> [Directions for this task]:
Leave out the pictures and retype exactly the lines from the one with "Decode this image" through the end of the records.

> [Supplied records]:
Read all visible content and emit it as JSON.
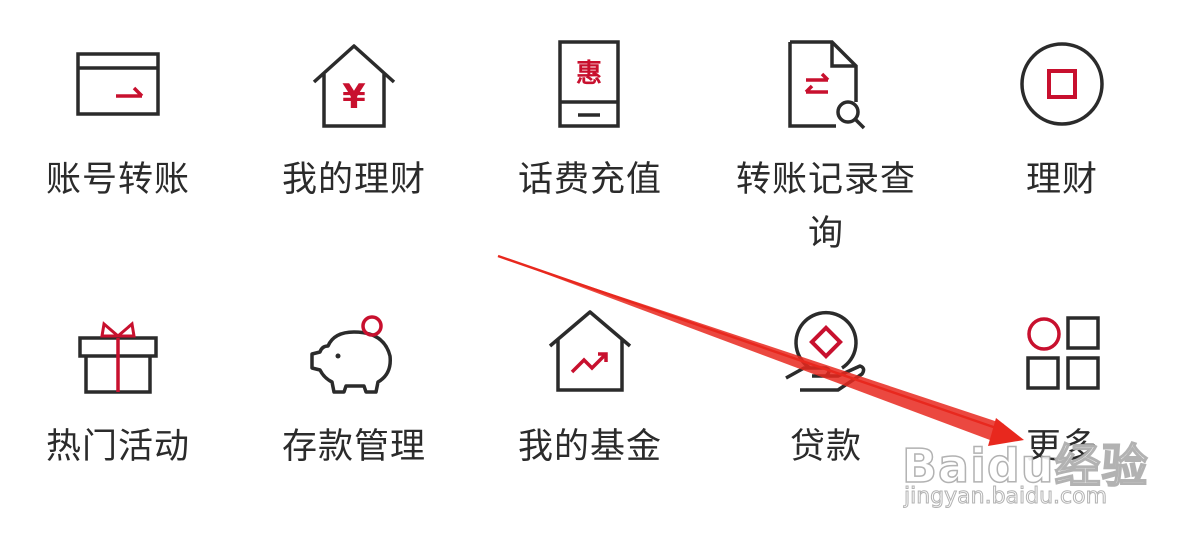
{
  "menu": {
    "items": [
      {
        "label": "账号转账",
        "icon": "card-transfer-icon"
      },
      {
        "label": "我的理财",
        "icon": "house-yen-icon"
      },
      {
        "label": "话费充值",
        "icon": "phone-hui-icon"
      },
      {
        "label": "转账记录查询",
        "icon": "document-search-icon"
      },
      {
        "label": "理财",
        "icon": "circle-square-icon"
      },
      {
        "label": "热门活动",
        "icon": "gift-box-icon"
      },
      {
        "label": "存款管理",
        "icon": "piggy-bank-icon"
      },
      {
        "label": "我的基金",
        "icon": "house-trend-icon"
      },
      {
        "label": "贷款",
        "icon": "hand-coin-icon"
      },
      {
        "label": "更多",
        "icon": "more-grid-icon"
      }
    ],
    "icon_glyphs": {
      "phone": "惠",
      "yen": "¥"
    }
  },
  "annotation": {
    "type": "red-arrow",
    "color": "#e8281e",
    "points_to": "更多"
  },
  "watermark": {
    "logo": "Baidu经验",
    "url": "jingyan.baidu.com"
  },
  "colors": {
    "icon_stroke": "#2b2b2b",
    "accent": "#c8102e",
    "text": "#2b2b2b"
  }
}
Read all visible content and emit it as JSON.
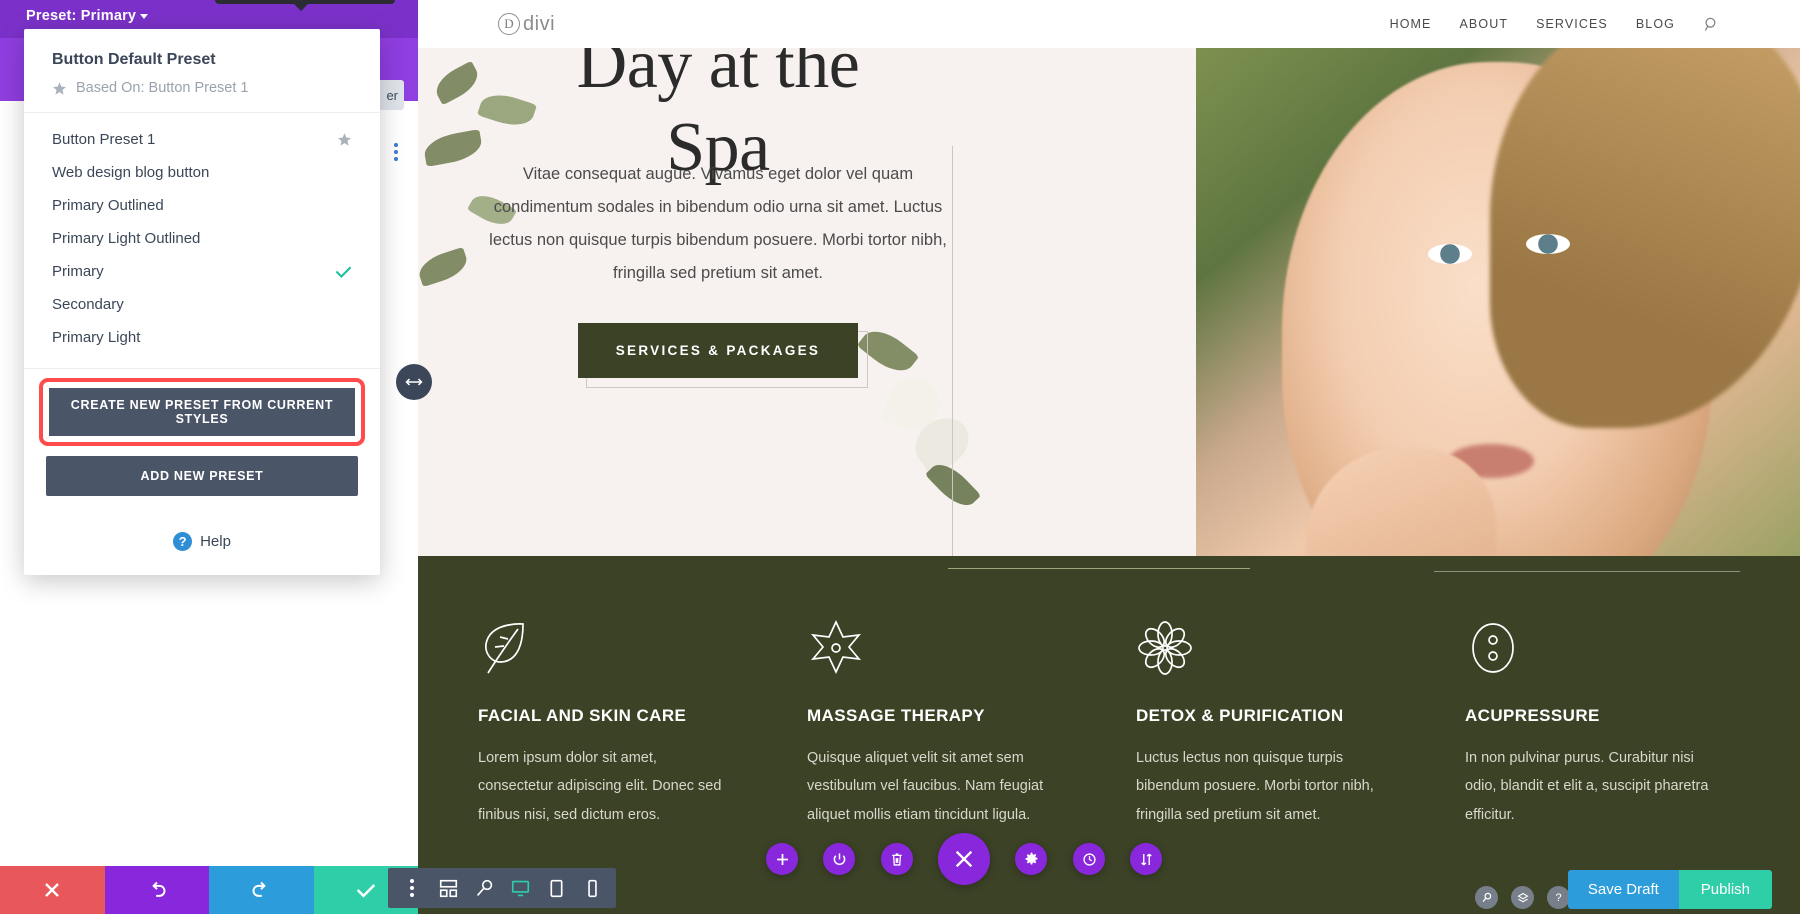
{
  "builder": {
    "preset_label": "Preset: Primary",
    "hidden_field_text": "er",
    "dropdown": {
      "title": "Button Default Preset",
      "based_on": "Based On: Button Preset 1",
      "items": [
        {
          "label": "Button Preset 1",
          "starred": true,
          "selected": false
        },
        {
          "label": "Web design blog button",
          "starred": false,
          "selected": false
        },
        {
          "label": "Primary Outlined",
          "starred": false,
          "selected": false
        },
        {
          "label": "Primary Light Outlined",
          "starred": false,
          "selected": false
        },
        {
          "label": "Primary",
          "starred": false,
          "selected": true
        },
        {
          "label": "Secondary",
          "starred": false,
          "selected": false
        },
        {
          "label": "Primary Light",
          "starred": false,
          "selected": false
        }
      ],
      "create_preset_button": "CREATE NEW PRESET FROM CURRENT STYLES",
      "add_preset_button": "ADD NEW PRESET",
      "help_label": "Help",
      "highlight_color": "#ff4b4b"
    },
    "bottom_bar": [
      {
        "name": "discard",
        "glyph": "✕",
        "color": "#e8585b"
      },
      {
        "name": "undo",
        "glyph": "↺",
        "color": "#8927dd"
      },
      {
        "name": "redo",
        "glyph": "↻",
        "color": "#2d9cdb"
      },
      {
        "name": "save",
        "glyph": "✔",
        "color": "#2ecfa8"
      }
    ],
    "mini_toolbar": [
      {
        "name": "more-options-icon",
        "glyph": "⋮",
        "active": false
      },
      {
        "name": "wireframe-view-icon",
        "glyph": "⊞",
        "active": false
      },
      {
        "name": "zoom-view-icon",
        "glyph": "⚲",
        "active": false
      },
      {
        "name": "desktop-view-icon",
        "glyph": "▢",
        "active": true
      },
      {
        "name": "tablet-view-icon",
        "glyph": "▯",
        "active": false
      },
      {
        "name": "phone-view-icon",
        "glyph": "▯",
        "active": false
      }
    ],
    "fabs": [
      {
        "name": "add-module-icon",
        "glyph": "＋",
        "size": "small"
      },
      {
        "name": "toggle-power-icon",
        "glyph": "⏻",
        "size": "small"
      },
      {
        "name": "delete-icon",
        "glyph": "Ὕ1",
        "size": "small"
      },
      {
        "name": "close-builder-icon",
        "glyph": "✕",
        "size": "big"
      },
      {
        "name": "settings-gear-icon",
        "glyph": "⚙",
        "size": "small"
      },
      {
        "name": "history-clock-icon",
        "glyph": "◴",
        "size": "small"
      },
      {
        "name": "sort-arrows-icon",
        "glyph": "⇅",
        "size": "small"
      }
    ],
    "utility_icons": [
      {
        "name": "search-icon",
        "glyph": "⚲"
      },
      {
        "name": "layers-icon",
        "glyph": "⬦"
      },
      {
        "name": "help-icon",
        "glyph": "?"
      }
    ],
    "save_draft_label": "Save Draft",
    "publish_label": "Publish"
  },
  "site": {
    "logo_mark": "D",
    "logo_text": "divi",
    "nav": [
      {
        "label": "HOME"
      },
      {
        "label": "ABOUT"
      },
      {
        "label": "SERVICES"
      },
      {
        "label": "BLOG"
      }
    ],
    "search_icon_name": "search-icon",
    "hero": {
      "title_line1": "Day at the",
      "title_line2": "Spa",
      "body": "Vitae consequat augue. Vivamus eget dolor vel quam condimentum sodales in bibendum odio urna sit amet. Luctus lectus non quisque turpis bibendum posuere. Morbi tortor nibh, fringilla sed pretium sit amet.",
      "cta_label": "SERVICES & PACKAGES",
      "cta_bg": "#3b4226"
    },
    "services": [
      {
        "icon": "leaf-icon",
        "title": "FACIAL AND SKIN CARE",
        "text": "Lorem ipsum dolor sit amet, consectetur adipiscing elit. Donec sed finibus nisi, sed dictum eros."
      },
      {
        "icon": "star-flower-icon",
        "title": "MASSAGE THERAPY",
        "text": "Quisque aliquet velit sit amet sem vestibulum vel faucibus. Nam feugiat aliquet mollis etiam tincidunt ligula."
      },
      {
        "icon": "flower-icon",
        "title": "DETOX & PURIFICATION",
        "text": "Luctus lectus non quisque turpis bibendum posuere. Morbi tortor nibh, fringilla sed pretium sit amet."
      },
      {
        "icon": "acupressure-icon",
        "title": "ACUPRESSURE",
        "text": "In non pulvinar purus. Curabitur nisi odio, blandit et elit a, suscipit pharetra efficitur."
      }
    ],
    "band_color": "#3b4226",
    "page_bg": "#f7f2ef"
  }
}
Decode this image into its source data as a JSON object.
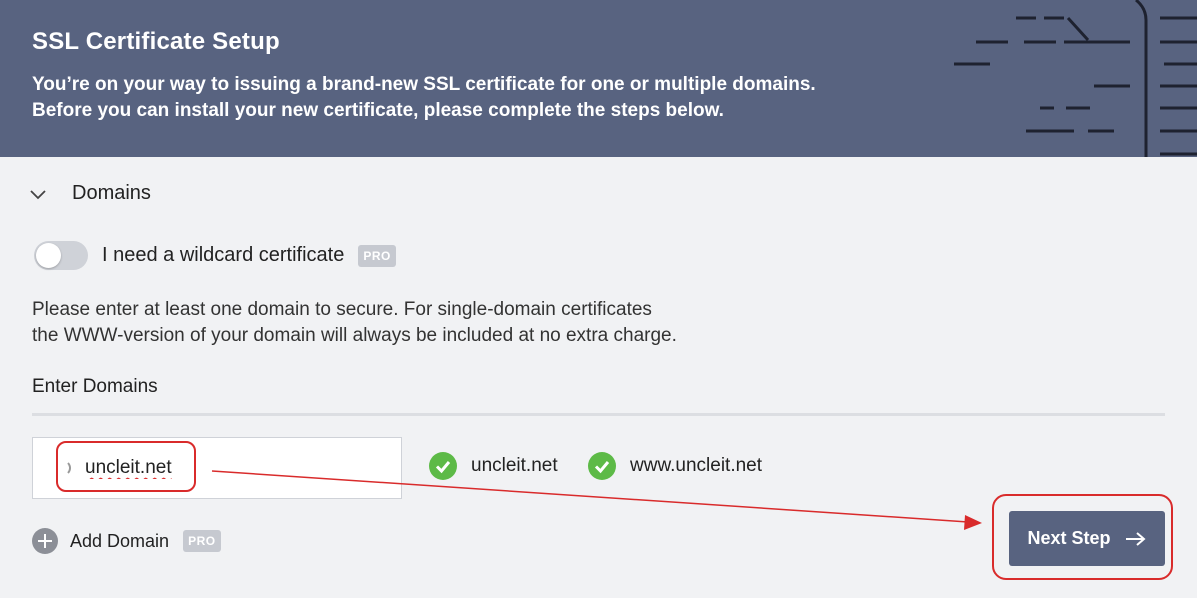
{
  "header": {
    "title": "SSL Certificate Setup",
    "desc_line1": "You’re on your way to issuing a brand-new SSL certificate for one or multiple domains.",
    "desc_line2": "Before you can install your new certificate, please complete the steps below."
  },
  "domains_section": {
    "label": "Domains",
    "wildcard_label": "I need a wildcard certificate",
    "wildcard_enabled": false,
    "pro_badge": "PRO",
    "info_line1": "Please enter at least one domain to secure. For single-domain certificates",
    "info_line2": "the WWW-version of your domain will always be included at no extra charge.",
    "enter_label": "Enter Domains",
    "domain_value": "uncleit.net",
    "validated": [
      "uncleit.net",
      "www.uncleit.net"
    ],
    "add_domain_label": "Add Domain",
    "add_pro_badge": "PRO"
  },
  "actions": {
    "next_label": "Next Step"
  },
  "icons": {
    "section_toggle": "chevron-down-icon",
    "spinner": "loading-spinner-icon",
    "check": "check-circle-icon",
    "add": "plus-circle-icon",
    "next": "arrow-right-icon"
  },
  "colors": {
    "header_bg": "#586380",
    "check_green": "#5dba47",
    "button_bg": "#586380",
    "annotation_red": "#d92b2b"
  }
}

> [Task response]:
Decode this image into its source data as a JSON object.
{
  "header": {
    "title": "SSL Certificate Setup",
    "desc_line1": "You’re on your way to issuing a brand-new SSL certificate for one or multiple domains.",
    "desc_line2": "Before you can install your new certificate, please complete the steps below."
  },
  "domains_section": {
    "label": "Domains",
    "wildcard_label": "I need a wildcard certificate",
    "wildcard_enabled": false,
    "pro_badge": "PRO",
    "info_line1": "Please enter at least one domain to secure. For single-domain certificates",
    "info_line2": "the WWW-version of your domain will always be included at no extra charge.",
    "enter_label": "Enter Domains",
    "domain_value": "uncleit.net",
    "validated": [
      "uncleit.net",
      "www.uncleit.net"
    ],
    "add_domain_label": "Add Domain",
    "add_pro_badge": "PRO"
  },
  "actions": {
    "next_label": "Next Step"
  },
  "icons": {
    "section_toggle": "chevron-down-icon",
    "spinner": "loading-spinner-icon",
    "check": "check-circle-icon",
    "add": "plus-circle-icon",
    "next": "arrow-right-icon"
  },
  "colors": {
    "header_bg": "#586380",
    "check_green": "#5dba47",
    "button_bg": "#586380",
    "annotation_red": "#d92b2b"
  }
}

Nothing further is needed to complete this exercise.